▶ [Do this]
Reproduce each record exactly.

▶ [Data extract]
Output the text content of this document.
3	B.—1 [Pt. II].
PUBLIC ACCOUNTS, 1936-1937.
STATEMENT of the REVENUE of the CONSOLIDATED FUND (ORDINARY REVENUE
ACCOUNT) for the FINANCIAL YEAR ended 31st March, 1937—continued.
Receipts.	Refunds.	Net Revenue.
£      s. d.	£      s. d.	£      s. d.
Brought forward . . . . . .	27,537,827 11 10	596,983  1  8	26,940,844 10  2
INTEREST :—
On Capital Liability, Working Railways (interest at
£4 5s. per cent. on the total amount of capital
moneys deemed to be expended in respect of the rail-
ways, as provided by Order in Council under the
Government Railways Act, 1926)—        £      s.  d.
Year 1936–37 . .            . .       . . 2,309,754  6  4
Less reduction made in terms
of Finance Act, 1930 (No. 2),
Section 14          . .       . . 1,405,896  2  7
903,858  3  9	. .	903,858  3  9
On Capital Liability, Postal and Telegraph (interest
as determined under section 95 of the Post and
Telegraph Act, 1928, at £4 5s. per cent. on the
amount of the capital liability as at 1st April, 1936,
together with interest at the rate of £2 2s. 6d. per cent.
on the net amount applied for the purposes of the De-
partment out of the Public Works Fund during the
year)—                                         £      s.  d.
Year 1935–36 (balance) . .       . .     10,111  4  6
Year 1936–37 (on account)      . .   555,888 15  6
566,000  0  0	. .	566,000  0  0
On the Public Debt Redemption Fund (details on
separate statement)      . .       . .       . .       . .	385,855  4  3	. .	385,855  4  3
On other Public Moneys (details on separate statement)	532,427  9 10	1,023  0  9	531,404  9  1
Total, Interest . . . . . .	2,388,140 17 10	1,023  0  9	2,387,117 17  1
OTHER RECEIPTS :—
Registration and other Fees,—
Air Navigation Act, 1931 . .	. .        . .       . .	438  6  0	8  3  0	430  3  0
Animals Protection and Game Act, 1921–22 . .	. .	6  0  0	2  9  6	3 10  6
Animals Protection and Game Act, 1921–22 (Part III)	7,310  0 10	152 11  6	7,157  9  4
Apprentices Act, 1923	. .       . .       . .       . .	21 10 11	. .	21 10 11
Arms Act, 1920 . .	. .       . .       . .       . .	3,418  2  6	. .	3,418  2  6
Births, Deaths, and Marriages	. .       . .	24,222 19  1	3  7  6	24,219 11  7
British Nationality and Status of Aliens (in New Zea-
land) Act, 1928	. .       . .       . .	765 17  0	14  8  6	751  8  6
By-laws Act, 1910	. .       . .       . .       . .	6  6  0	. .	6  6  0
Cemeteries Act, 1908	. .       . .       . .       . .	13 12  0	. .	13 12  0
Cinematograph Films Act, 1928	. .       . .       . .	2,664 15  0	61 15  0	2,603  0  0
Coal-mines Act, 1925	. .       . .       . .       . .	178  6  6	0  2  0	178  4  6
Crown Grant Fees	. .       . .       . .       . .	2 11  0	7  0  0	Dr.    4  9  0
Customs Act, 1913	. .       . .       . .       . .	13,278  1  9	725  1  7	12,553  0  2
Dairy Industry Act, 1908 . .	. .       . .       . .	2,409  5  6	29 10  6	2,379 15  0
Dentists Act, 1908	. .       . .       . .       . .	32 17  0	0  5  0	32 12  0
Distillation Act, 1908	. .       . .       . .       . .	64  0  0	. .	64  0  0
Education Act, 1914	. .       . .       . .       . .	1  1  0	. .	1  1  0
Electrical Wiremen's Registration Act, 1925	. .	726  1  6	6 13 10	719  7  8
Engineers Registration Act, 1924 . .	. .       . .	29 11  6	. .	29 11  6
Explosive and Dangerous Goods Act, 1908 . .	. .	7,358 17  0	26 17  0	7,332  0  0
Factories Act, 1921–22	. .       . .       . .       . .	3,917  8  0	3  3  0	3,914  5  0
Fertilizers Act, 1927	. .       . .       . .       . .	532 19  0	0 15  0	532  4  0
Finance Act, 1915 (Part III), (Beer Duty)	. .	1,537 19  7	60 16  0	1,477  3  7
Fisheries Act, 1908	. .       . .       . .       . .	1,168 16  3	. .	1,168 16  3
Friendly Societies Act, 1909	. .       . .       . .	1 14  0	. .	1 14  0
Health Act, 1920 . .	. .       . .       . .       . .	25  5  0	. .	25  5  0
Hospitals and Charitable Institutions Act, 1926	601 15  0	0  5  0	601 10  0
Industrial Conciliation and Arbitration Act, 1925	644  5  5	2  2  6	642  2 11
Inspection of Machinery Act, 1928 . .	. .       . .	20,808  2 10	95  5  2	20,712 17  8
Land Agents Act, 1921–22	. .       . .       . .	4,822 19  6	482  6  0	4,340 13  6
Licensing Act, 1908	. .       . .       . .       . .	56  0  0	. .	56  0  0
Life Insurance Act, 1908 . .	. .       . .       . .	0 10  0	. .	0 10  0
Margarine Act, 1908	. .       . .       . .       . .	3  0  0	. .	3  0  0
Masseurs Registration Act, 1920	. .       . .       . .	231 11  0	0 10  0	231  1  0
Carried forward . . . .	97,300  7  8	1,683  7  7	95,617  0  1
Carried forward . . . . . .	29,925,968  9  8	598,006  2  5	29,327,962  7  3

▶ [Exercise result]
Output the text content of this document.
3	B.—1 [Pt. II].
PUBLIC ACCOUNTS, 1936-1937.
STATEMENT of the REVENUE of the CONSOLIDATED FUND (ORDINARY REVENUE
ACCOUNT) for the FINANCIAL YEAR ended 31st March, 1937—continued.
Receipts.	Refunds.	Net Revenue.
£      s. d.	£      s. d.	£      s. d.
Brought forward . . . . . .	27,537,827 11 10	596,983  1  8	26,940,844 10  2
INTEREST :—
On Capital Liability, Working Railways (interest at
£4 5s. per cent. on the total amount of capital
moneys deemed to be expended in respect of the rail-
ways, as provided by Order in Council under the
Government Railways Act, 1926)—        £      s.  d.
Year 1936–37 . .            . .       . . 2,309,754  6  4
Less reduction made in terms
of Finance Act, 1930 (No. 2),
Section 14          . .       . . 1,405,896  2  7
903,858  3  9	. .	903,858  3  9
On Capital Liability, Postal and Telegraph (interest
as determined under section 95 of the Post and
Telegraph Act, 1928, at £4 5s. per cent. on the
amount of the capital liability as at 1st April, 1936,
together with interest at the rate of £2 2s. 6d. per cent.
on the net amount applied for the purposes of the De-
partment out of the Public Works Fund during the
year)—                                         £      s.  d.
Year 1935–36 (balance) . .       . .     10,111  4  6
Year 1936–37 (on account)      . .   555,888 15  6
566,000  0  0	. .	566,000  0  0
On the Public Debt Redemption Fund (details on
separate statement)      . .       . .       . .       . .	385,855  4  3	. .	385,855  4  3
On other Public Moneys (details on separate statement)	532,427  9 10	1,023  0  9	531,404  9  1
Total, Interest . . . . . .	2,388,140 17 10	1,023  0  9	2,387,117 17  1
OTHER RECEIPTS :—
Registration and other Fees,—
Air Navigation Act, 1931 . .	. .        . .       . .	438  6  0	8  3  0	430  3  0
Animals Protection and Game Act, 1921–22 . .	. .	6  0  0	2  9  6	3 10  6
Animals Protection and Game Act, 1921–22 (Part III)	7,310  0 10	152 11  6	7,157  9  4
Apprentices Act, 1923	. .       . .       . .       . .	21 10 11	. .	21 10 11
Arms Act, 1920 . .	. .       . .       . .       . .	3,418  2  6	. .	3,418  2  6
Births, Deaths, and Marriages	. .       . .	24,222 19  1	3  7  6	24,219 11  7
British Nationality and Status of Aliens (in New Zea-
land) Act, 1928	. .       . .       . .	765 17  0	14  8  6	751  8  6
By-laws Act, 1910	. .       . .       . .       . .	6  6  0	. .	6  6  0
Cemeteries Act, 1908	. .       . .       . .       . .	13 12  0	. .	13 12  0
Cinematograph Films Act, 1928	. .       . .       . .	2,664 15  0	61 15  0	2,603  0  0
Coal-mines Act, 1925	. .       . .       . .       . .	178  6  6	0  2  0	178  4  6
Crown Grant Fees	. .       . .       . .       . .	2 11  0	7  0  0	Dr.    4  9  0
Customs Act, 1913	. .       . .       . .       . .	13,278  1  9	725  1  7	12,553  0  2
Dairy Industry Act, 1908 . .	. .       . .       . .	2,409  5  6	29 10  6	2,379 15  0
Dentists Act, 1908	. .       . .       . .       . .	32 17  0	0  5  0	32 12  0
Distillation Act, 1908	. .       . .       . .       . .	64  0  0	. .	64  0  0
Education Act, 1914	. .       . .       . .       . .	1  1  0	. .	1  1  0
Electrical Wiremen's Registration Act, 1925	. .	726  1  6	6 13 10	719  7  8
Engineers Registration Act, 1924 . .	. .       . .	29 11  6	. .	29 11  6
Explosive and Dangerous Goods Act, 1908 . .	. .	7,358 17  0	26 17  0	7,332  0  0
Factories Act, 1921–22	. .       . .       . .       . .	3,917  8  0	3  3  0	3,914  5  0
Fertilizers Act, 1927	. .       . .       . .       . .	532 19  0	0 15  0	532  4  0
Finance Act, 1915 (Part III), (Beer Duty)	. .	1,537 19  7	60 16  0	1,477  3  7
Fisheries Act, 1908	. .       . .       . .       . .	1,168 16  3	. .	1,168 16  3
Friendly Societies Act, 1909	. .       . .       . .	1 14  0	. .	1 14  0
Health Act, 1920 . .	. .       . .       . .       . .	25  5  0	. .	25  5  0
Hospitals and Charitable Institutions Act, 1926	601 15  0	0  5  0	601 10  0
Industrial Conciliation and Arbitration Act, 1925	644  5  5	2  2  6	642  2 11
Inspection of Machinery Act, 1928 . .	. .       . .	20,808  2 10	95  5  2	20,712 17  8
Land Agents Act, 1921–22	. .       . .       . .	4,822 19  6	482  6  0	4,340 13  6
Licensing Act, 1908	. .       . .       . .       . .	56  0  0	. .	56  0  0
Life Insurance Act, 1908 . .	. .       . .       . .	0 10  0	. .	0 10  0
Margarine Act, 1908	. .       . .       . .       . .	3  0  0	. .	3  0  0
Masseurs Registration Act, 1920	. .       . .       . .	231 11  0	0 10  0	231  1  0
Carried forward . . . .	97,300  7  8	1,683  7  7	95,617  0  1
Carried forward . . . . . .	29,925,968  9  8	598,006  2  5	29,327,962  7  3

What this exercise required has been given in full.